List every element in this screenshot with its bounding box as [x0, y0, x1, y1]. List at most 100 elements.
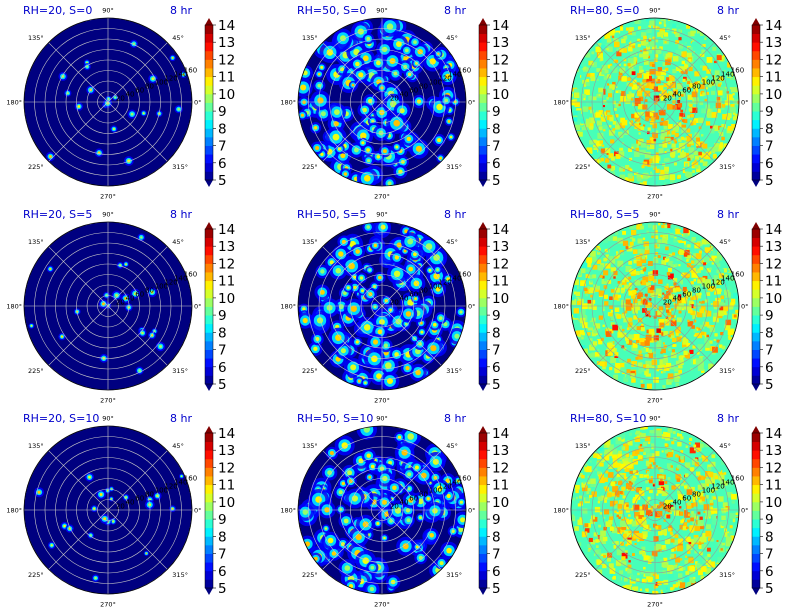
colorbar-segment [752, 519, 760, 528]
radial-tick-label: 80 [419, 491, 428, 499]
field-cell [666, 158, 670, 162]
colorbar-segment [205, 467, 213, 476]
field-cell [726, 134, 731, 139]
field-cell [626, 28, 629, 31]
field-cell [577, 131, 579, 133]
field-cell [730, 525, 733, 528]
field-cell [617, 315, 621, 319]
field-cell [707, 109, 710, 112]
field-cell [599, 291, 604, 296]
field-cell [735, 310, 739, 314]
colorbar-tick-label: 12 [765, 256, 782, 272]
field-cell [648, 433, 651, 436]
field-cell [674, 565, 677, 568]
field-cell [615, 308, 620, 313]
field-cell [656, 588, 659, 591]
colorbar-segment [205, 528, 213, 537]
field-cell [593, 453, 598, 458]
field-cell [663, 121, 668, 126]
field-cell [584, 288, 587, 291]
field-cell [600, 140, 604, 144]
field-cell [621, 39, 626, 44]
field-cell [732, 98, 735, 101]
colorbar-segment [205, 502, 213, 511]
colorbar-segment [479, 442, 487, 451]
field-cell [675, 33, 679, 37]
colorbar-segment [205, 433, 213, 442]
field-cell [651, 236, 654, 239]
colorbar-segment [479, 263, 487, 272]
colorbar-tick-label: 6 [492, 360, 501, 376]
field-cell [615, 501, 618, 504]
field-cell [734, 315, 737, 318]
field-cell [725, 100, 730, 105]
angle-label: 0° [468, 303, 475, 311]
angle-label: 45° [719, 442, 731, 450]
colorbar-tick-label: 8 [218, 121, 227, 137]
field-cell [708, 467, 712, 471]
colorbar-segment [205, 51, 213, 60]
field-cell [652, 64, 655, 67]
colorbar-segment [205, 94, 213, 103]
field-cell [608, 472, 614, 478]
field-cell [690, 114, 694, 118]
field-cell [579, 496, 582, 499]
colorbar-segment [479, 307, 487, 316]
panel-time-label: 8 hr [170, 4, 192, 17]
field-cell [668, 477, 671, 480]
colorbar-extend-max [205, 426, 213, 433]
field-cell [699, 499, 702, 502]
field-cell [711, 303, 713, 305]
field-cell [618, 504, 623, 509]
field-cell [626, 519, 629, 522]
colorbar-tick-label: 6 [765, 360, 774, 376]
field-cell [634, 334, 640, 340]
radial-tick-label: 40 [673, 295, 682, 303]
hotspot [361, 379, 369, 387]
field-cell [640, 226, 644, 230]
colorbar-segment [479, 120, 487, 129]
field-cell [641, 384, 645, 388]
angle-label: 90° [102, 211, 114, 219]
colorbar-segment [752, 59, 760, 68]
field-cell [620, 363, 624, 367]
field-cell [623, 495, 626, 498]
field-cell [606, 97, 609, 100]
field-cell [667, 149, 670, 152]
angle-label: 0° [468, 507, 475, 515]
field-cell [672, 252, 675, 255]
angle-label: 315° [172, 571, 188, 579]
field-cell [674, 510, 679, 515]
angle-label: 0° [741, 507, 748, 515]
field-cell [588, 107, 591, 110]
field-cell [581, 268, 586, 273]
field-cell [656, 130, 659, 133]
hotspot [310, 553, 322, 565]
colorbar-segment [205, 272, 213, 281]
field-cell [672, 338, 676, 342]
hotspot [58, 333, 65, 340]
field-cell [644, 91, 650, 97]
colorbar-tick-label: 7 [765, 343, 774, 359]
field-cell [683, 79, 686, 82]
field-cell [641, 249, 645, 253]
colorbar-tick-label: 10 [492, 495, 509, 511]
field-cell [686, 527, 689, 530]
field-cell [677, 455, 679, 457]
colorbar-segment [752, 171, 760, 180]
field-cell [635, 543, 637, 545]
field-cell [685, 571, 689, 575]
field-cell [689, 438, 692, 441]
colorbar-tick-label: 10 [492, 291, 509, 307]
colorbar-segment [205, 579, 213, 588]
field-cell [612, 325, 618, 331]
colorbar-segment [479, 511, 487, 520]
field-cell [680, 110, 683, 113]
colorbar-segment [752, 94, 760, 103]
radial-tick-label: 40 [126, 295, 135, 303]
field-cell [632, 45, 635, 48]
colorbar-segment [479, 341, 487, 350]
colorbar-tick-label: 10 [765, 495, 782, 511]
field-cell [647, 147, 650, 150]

---

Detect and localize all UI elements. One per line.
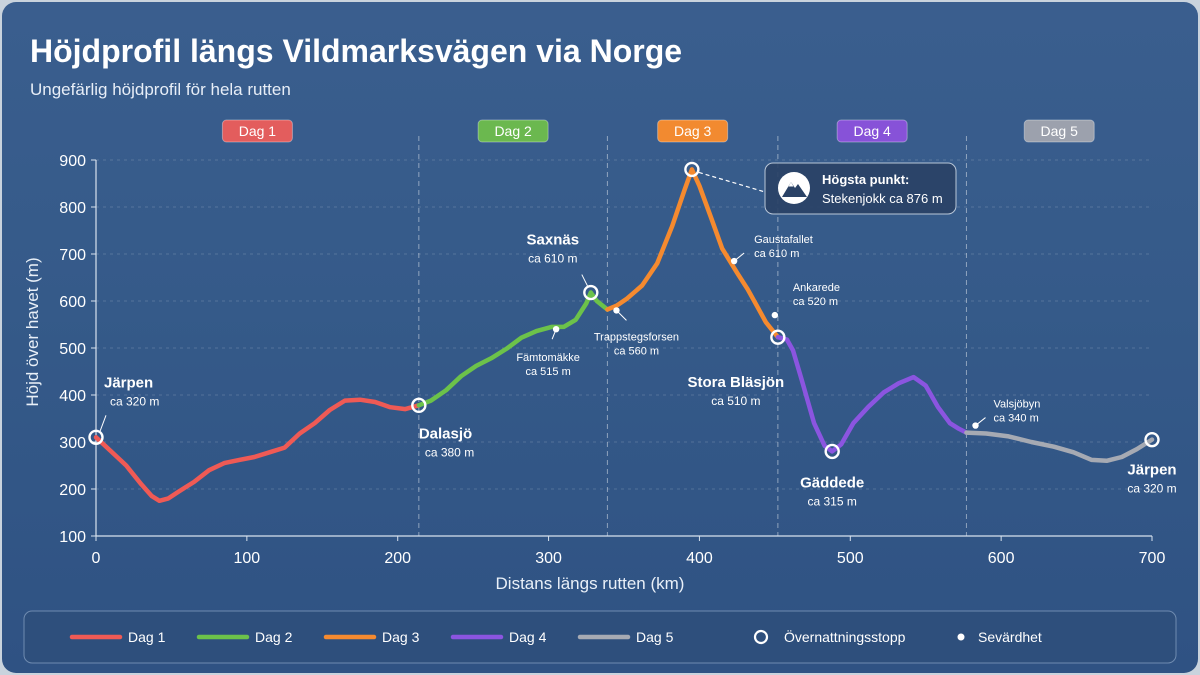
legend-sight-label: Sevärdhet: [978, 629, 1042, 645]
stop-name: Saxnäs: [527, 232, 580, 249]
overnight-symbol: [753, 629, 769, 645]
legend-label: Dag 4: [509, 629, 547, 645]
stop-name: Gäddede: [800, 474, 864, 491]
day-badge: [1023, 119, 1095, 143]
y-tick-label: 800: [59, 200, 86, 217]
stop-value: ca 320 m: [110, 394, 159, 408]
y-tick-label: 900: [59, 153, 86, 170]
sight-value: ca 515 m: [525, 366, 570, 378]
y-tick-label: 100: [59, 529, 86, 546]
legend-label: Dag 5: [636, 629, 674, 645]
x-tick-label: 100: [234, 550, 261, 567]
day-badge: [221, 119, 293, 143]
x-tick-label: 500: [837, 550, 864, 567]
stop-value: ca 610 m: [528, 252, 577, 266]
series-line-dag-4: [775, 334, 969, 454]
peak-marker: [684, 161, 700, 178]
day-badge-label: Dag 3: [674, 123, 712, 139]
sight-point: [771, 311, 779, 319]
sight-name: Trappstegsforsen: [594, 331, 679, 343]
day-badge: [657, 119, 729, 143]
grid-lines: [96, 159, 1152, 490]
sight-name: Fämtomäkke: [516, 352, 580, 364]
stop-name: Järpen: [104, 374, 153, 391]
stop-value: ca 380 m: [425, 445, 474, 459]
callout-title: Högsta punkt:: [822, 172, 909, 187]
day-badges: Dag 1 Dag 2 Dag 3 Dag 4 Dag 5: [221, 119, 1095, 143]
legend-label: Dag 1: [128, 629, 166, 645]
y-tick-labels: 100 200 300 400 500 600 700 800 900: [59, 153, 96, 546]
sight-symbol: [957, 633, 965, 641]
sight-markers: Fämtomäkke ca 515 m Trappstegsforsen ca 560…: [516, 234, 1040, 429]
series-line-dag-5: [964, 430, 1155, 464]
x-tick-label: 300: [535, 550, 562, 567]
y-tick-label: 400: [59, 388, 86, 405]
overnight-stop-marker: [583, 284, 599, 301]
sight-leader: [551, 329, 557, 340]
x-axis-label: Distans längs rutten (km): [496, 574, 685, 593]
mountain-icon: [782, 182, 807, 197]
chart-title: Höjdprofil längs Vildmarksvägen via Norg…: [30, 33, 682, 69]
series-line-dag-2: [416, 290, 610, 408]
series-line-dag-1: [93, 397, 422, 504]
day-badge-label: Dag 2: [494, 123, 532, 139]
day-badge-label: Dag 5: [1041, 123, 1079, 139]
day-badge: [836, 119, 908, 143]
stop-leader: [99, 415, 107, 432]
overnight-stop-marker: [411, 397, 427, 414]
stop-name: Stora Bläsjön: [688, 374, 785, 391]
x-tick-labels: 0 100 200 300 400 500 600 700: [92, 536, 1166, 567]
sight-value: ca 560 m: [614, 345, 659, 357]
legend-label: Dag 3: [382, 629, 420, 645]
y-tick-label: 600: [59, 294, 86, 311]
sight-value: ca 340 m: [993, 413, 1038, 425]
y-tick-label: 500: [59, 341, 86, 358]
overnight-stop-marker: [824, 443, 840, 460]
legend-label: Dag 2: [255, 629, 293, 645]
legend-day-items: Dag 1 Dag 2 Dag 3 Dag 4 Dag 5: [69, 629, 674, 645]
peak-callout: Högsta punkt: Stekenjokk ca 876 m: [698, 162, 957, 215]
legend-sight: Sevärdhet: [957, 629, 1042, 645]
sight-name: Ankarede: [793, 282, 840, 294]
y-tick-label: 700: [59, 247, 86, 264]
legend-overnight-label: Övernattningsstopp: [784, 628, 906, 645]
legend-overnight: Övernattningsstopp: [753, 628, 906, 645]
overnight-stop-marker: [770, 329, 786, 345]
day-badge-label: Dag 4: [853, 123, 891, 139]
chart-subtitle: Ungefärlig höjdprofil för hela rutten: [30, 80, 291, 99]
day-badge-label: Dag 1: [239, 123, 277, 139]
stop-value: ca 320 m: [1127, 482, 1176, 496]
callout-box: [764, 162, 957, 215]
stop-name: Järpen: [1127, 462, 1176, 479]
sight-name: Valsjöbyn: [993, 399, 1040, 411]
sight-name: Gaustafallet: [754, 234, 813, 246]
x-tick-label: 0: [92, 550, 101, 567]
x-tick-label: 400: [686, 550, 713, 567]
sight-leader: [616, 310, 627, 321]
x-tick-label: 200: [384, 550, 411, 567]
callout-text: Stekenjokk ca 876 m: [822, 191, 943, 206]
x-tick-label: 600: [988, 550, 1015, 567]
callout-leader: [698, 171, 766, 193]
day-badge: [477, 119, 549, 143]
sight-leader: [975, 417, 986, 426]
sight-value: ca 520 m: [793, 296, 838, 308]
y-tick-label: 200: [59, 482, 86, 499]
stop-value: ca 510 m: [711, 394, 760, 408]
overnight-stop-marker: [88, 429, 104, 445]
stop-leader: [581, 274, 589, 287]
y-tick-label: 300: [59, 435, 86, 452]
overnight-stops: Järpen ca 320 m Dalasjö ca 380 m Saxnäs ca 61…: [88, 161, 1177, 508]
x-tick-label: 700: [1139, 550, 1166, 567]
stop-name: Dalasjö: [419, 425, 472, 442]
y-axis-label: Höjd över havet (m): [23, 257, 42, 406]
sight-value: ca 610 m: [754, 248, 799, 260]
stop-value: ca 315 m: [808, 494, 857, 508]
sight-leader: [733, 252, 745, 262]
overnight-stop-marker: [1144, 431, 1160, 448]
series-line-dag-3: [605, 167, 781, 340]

--

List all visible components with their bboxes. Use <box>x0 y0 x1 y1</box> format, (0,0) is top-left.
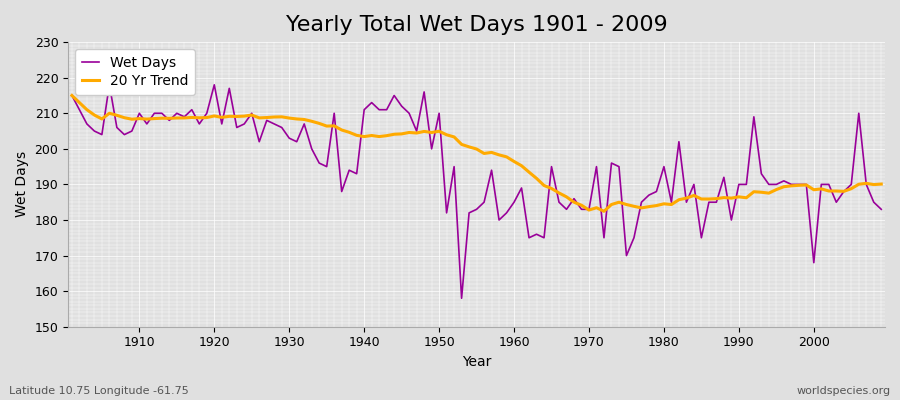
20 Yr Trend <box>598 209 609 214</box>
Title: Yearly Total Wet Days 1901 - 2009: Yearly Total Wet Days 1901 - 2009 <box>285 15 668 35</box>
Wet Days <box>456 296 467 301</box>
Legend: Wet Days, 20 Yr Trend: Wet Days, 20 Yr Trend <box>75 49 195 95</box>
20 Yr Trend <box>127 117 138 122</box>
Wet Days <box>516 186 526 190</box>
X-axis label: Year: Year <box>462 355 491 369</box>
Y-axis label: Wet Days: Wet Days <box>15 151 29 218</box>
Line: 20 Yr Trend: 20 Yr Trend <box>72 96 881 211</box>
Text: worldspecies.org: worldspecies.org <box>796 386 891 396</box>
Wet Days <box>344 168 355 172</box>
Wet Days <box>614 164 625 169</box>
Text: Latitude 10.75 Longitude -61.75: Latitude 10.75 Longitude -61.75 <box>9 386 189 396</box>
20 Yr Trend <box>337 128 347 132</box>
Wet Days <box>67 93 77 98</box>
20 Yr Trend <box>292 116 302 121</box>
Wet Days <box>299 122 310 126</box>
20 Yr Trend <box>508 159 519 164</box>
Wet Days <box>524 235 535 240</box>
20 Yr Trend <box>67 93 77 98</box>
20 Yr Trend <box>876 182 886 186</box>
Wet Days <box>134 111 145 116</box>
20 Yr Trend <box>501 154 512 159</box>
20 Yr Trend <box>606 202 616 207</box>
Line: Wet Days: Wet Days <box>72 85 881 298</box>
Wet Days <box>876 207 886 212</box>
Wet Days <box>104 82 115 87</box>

■ TASK PROMPT: Report every line of the records that contains the string "callout", copying each line in full. Case counts, so only lines that match the string's exact capitalization qualify.

■ WORKED SOLUTION:
callout-title: Högsta punkt:: [822, 172, 909, 187]
peak-callout: Högsta punkt: Stekenjokk ca 876 m: [698, 162, 957, 215]
callout-box: [764, 162, 957, 215]
callout-text: Stekenjokk ca 876 m: [822, 191, 943, 206]
callout-leader: [698, 171, 766, 193]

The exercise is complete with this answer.